▶ **REQUIRED WORK**
Without including any images, repeat the data exactly.

▶ **PROVIDED ENTRIES**
┌──

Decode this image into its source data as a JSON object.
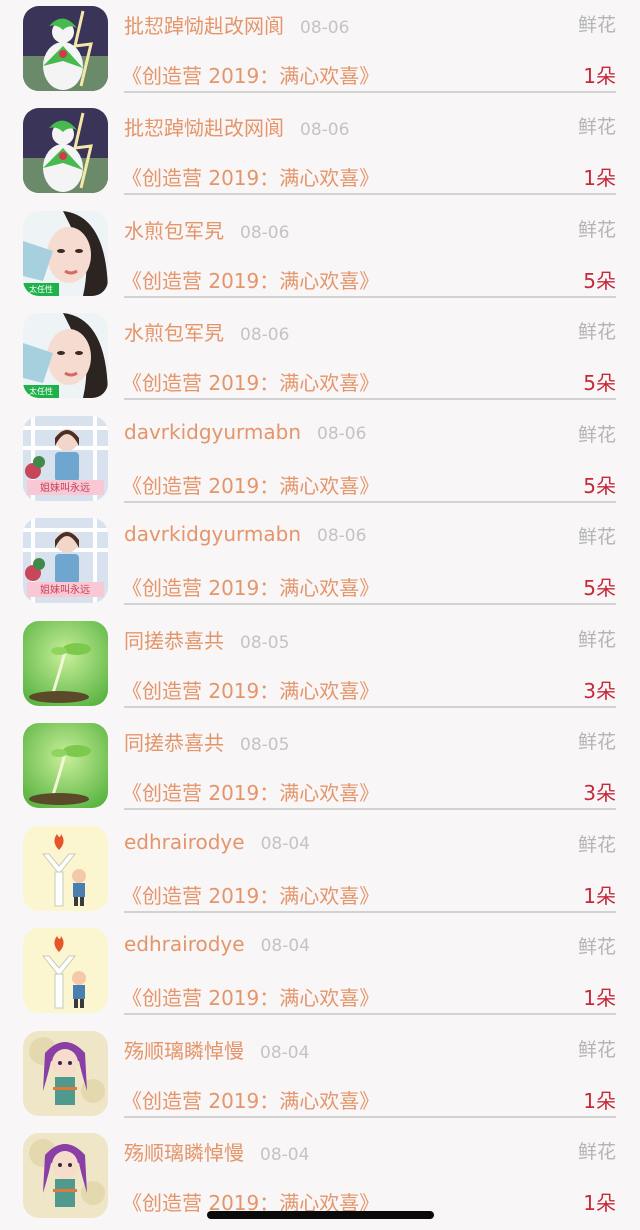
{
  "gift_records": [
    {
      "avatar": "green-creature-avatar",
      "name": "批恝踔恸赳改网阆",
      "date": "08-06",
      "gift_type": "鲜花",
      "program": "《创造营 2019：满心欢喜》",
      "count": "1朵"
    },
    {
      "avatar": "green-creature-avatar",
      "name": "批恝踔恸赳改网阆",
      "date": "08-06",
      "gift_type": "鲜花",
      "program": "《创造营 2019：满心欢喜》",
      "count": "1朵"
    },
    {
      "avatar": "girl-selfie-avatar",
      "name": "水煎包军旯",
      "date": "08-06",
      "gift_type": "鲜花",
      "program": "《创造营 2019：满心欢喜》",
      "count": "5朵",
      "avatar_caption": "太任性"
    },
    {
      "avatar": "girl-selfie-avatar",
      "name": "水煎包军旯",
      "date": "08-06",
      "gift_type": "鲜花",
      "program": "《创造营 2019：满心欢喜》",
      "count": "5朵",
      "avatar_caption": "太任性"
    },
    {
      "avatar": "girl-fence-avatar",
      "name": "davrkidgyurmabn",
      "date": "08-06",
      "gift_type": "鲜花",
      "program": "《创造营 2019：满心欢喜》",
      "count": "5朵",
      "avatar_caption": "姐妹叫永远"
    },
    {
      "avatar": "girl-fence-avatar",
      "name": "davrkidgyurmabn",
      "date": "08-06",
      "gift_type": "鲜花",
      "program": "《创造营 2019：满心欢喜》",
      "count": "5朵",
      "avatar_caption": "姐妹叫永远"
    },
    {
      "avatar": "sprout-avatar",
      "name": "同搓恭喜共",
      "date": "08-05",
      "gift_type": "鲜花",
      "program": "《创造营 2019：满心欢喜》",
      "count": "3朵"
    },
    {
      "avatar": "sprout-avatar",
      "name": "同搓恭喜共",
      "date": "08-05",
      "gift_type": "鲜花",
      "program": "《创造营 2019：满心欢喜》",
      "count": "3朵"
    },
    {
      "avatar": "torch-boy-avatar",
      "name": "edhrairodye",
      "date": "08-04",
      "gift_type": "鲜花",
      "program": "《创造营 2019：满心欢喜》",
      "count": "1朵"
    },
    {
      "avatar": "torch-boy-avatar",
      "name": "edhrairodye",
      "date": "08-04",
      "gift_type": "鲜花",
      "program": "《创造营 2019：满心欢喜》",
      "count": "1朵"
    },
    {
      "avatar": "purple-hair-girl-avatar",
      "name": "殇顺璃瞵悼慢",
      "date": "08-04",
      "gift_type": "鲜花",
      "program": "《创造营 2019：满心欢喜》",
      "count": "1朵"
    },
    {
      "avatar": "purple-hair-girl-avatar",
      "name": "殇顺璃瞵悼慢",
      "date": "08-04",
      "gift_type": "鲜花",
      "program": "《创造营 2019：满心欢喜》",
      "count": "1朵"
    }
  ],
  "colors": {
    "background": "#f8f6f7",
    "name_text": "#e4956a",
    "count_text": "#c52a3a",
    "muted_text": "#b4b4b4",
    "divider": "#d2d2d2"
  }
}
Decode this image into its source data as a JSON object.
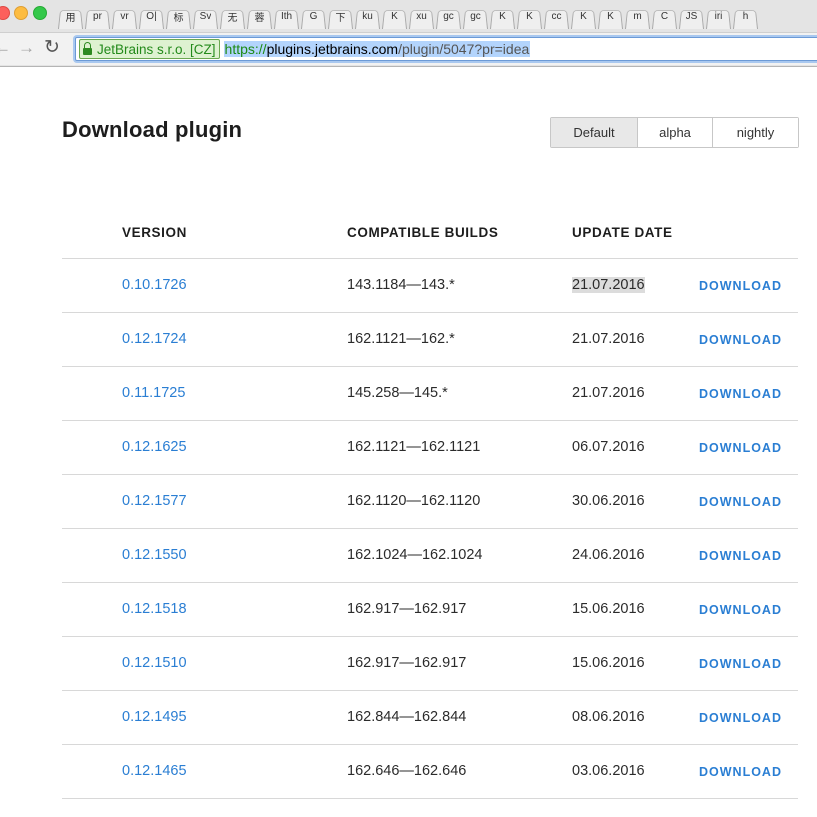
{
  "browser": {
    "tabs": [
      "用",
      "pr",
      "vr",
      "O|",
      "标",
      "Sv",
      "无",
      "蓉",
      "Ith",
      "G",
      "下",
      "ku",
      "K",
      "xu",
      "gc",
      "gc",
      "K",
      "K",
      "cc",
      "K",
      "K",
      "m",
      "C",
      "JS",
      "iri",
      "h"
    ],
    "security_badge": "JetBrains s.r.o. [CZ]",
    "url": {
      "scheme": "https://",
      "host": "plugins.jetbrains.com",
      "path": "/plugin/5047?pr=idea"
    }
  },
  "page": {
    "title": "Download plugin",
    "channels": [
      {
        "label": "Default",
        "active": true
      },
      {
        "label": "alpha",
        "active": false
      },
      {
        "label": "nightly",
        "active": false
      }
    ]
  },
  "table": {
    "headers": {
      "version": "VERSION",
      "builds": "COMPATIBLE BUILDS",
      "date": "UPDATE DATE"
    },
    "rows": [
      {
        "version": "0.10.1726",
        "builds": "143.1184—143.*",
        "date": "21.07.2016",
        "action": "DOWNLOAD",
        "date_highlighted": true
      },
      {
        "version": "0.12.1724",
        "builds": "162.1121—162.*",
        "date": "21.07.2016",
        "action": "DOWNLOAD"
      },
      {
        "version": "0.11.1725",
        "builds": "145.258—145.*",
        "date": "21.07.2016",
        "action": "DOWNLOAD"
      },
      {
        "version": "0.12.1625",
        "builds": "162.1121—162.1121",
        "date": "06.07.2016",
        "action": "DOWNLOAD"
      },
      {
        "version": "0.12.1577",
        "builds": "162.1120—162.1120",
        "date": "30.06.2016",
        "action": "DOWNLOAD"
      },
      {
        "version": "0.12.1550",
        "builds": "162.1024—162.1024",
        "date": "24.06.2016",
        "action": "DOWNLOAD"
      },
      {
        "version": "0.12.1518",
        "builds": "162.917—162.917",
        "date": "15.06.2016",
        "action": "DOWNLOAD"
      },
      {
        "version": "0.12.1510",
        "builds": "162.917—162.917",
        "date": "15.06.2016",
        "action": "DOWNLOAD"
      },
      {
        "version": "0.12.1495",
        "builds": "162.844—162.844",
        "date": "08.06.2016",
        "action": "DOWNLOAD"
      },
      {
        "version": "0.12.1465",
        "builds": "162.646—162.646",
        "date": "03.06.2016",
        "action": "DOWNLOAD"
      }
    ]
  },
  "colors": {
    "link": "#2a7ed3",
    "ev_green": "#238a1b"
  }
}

└──

▶ **TASK OUTPUT**
Decode this image into its source data as a JSON object.
{
  "gift_records": [
    {
      "avatar": "green-creature-avatar",
      "name": "批恝踔恸赳改网阆",
      "date": "08-06",
      "gift_type": "鲜花",
      "program": "《创造营 2019：满心欢喜》",
      "count": "1朵"
    },
    {
      "avatar": "green-creature-avatar",
      "name": "批恝踔恸赳改网阆",
      "date": "08-06",
      "gift_type": "鲜花",
      "program": "《创造营 2019：满心欢喜》",
      "count": "1朵"
    },
    {
      "avatar": "girl-selfie-avatar",
      "name": "水煎包军旯",
      "date": "08-06",
      "gift_type": "鲜花",
      "program": "《创造营 2019：满心欢喜》",
      "count": "5朵",
      "avatar_caption": "太任性"
    },
    {
      "avatar": "girl-selfie-avatar",
      "name": "水煎包军旯",
      "date": "08-06",
      "gift_type": "鲜花",
      "program": "《创造营 2019：满心欢喜》",
      "count": "5朵",
      "avatar_caption": "太任性"
    },
    {
      "avatar": "girl-fence-avatar",
      "name": "davrkidgyurmabn",
      "date": "08-06",
      "gift_type": "鲜花",
      "program": "《创造营 2019：满心欢喜》",
      "count": "5朵",
      "avatar_caption": "姐妹叫永远"
    },
    {
      "avatar": "girl-fence-avatar",
      "name": "davrkidgyurmabn",
      "date": "08-06",
      "gift_type": "鲜花",
      "program": "《创造营 2019：满心欢喜》",
      "count": "5朵",
      "avatar_caption": "姐妹叫永远"
    },
    {
      "avatar": "sprout-avatar",
      "name": "同搓恭喜共",
      "date": "08-05",
      "gift_type": "鲜花",
      "program": "《创造营 2019：满心欢喜》",
      "count": "3朵"
    },
    {
      "avatar": "sprout-avatar",
      "name": "同搓恭喜共",
      "date": "08-05",
      "gift_type": "鲜花",
      "program": "《创造营 2019：满心欢喜》",
      "count": "3朵"
    },
    {
      "avatar": "torch-boy-avatar",
      "name": "edhrairodye",
      "date": "08-04",
      "gift_type": "鲜花",
      "program": "《创造营 2019：满心欢喜》",
      "count": "1朵"
    },
    {
      "avatar": "torch-boy-avatar",
      "name": "edhrairodye",
      "date": "08-04",
      "gift_type": "鲜花",
      "program": "《创造营 2019：满心欢喜》",
      "count": "1朵"
    },
    {
      "avatar": "purple-hair-girl-avatar",
      "name": "殇顺璃瞵悼慢",
      "date": "08-04",
      "gift_type": "鲜花",
      "program": "《创造营 2019：满心欢喜》",
      "count": "1朵"
    },
    {
      "avatar": "purple-hair-girl-avatar",
      "name": "殇顺璃瞵悼慢",
      "date": "08-04",
      "gift_type": "鲜花",
      "program": "《创造营 2019：满心欢喜》",
      "count": "1朵"
    }
  ],
  "colors": {
    "background": "#f8f6f7",
    "name_text": "#e4956a",
    "count_text": "#c52a3a",
    "muted_text": "#b4b4b4",
    "divider": "#d2d2d2"
  }
}
Decode this image into its source data as a JSON object.
{
  "browser": {
    "tabs": [
      "用",
      "pr",
      "vr",
      "O|",
      "标",
      "Sv",
      "无",
      "蓉",
      "Ith",
      "G",
      "下",
      "ku",
      "K",
      "xu",
      "gc",
      "gc",
      "K",
      "K",
      "cc",
      "K",
      "K",
      "m",
      "C",
      "JS",
      "iri",
      "h"
    ],
    "security_badge": "JetBrains s.r.o. [CZ]",
    "url": {
      "scheme": "https://",
      "host": "plugins.jetbrains.com",
      "path": "/plugin/5047?pr=idea"
    }
  },
  "page": {
    "title": "Download plugin",
    "channels": [
      {
        "label": "Default",
        "active": true
      },
      {
        "label": "alpha",
        "active": false
      },
      {
        "label": "nightly",
        "active": false
      }
    ]
  },
  "table": {
    "headers": {
      "version": "VERSION",
      "builds": "COMPATIBLE BUILDS",
      "date": "UPDATE DATE"
    },
    "rows": [
      {
        "version": "0.10.1726",
        "builds": "143.1184—143.*",
        "date": "21.07.2016",
        "action": "DOWNLOAD",
        "date_highlighted": true
      },
      {
        "version": "0.12.1724",
        "builds": "162.1121—162.*",
        "date": "21.07.2016",
        "action": "DOWNLOAD"
      },
      {
        "version": "0.11.1725",
        "builds": "145.258—145.*",
        "date": "21.07.2016",
        "action": "DOWNLOAD"
      },
      {
        "version": "0.12.1625",
        "builds": "162.1121—162.1121",
        "date": "06.07.2016",
        "action": "DOWNLOAD"
      },
      {
        "version": "0.12.1577",
        "builds": "162.1120—162.1120",
        "date": "30.06.2016",
        "action": "DOWNLOAD"
      },
      {
        "version": "0.12.1550",
        "builds": "162.1024—162.1024",
        "date": "24.06.2016",
        "action": "DOWNLOAD"
      },
      {
        "version": "0.12.1518",
        "builds": "162.917—162.917",
        "date": "15.06.2016",
        "action": "DOWNLOAD"
      },
      {
        "version": "0.12.1510",
        "builds": "162.917—162.917",
        "date": "15.06.2016",
        "action": "DOWNLOAD"
      },
      {
        "version": "0.12.1495",
        "builds": "162.844—162.844",
        "date": "08.06.2016",
        "action": "DOWNLOAD"
      },
      {
        "version": "0.12.1465",
        "builds": "162.646—162.646",
        "date": "03.06.2016",
        "action": "DOWNLOAD"
      }
    ]
  },
  "colors": {
    "link": "#2a7ed3",
    "ev_green": "#238a1b"
  }
}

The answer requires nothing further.